What the task asks: Your task is to extract the lines from the one holding "Read this page and output its text content." through the end of the material. Set them down exactly and add nothing.

# Supplied data start

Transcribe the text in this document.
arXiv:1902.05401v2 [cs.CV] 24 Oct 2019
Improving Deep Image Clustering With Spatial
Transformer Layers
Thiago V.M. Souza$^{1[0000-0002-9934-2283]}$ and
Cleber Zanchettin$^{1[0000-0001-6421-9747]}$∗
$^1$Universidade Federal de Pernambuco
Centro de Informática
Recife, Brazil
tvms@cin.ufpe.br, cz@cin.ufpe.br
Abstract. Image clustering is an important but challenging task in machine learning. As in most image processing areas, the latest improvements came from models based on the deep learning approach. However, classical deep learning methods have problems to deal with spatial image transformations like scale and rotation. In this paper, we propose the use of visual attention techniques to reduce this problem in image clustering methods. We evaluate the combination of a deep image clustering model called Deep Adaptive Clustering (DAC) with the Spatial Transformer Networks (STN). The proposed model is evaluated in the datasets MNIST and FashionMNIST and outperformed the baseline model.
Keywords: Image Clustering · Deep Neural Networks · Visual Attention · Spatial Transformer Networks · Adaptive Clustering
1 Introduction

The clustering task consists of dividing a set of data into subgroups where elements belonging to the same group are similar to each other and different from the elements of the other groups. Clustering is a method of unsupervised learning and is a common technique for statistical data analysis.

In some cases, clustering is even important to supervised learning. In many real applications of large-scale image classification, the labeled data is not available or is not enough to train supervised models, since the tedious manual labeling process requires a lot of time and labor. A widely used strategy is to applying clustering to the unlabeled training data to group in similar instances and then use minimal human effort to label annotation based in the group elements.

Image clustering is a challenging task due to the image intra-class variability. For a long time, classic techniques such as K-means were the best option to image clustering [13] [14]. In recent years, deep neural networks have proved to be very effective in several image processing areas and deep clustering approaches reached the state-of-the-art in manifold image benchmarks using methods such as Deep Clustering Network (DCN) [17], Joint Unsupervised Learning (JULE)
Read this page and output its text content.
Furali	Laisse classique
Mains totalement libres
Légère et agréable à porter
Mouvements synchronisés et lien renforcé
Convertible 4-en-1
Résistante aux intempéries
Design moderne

# Supplied data end

Written response:
Read this page and output its text content.
Furali	Laisse classique
Mains totalement libres
Légère et agréable à porter
Mouvements synchronisés et lien renforcé
Convertible 4-en-1
Résistante aux intempéries
Design moderne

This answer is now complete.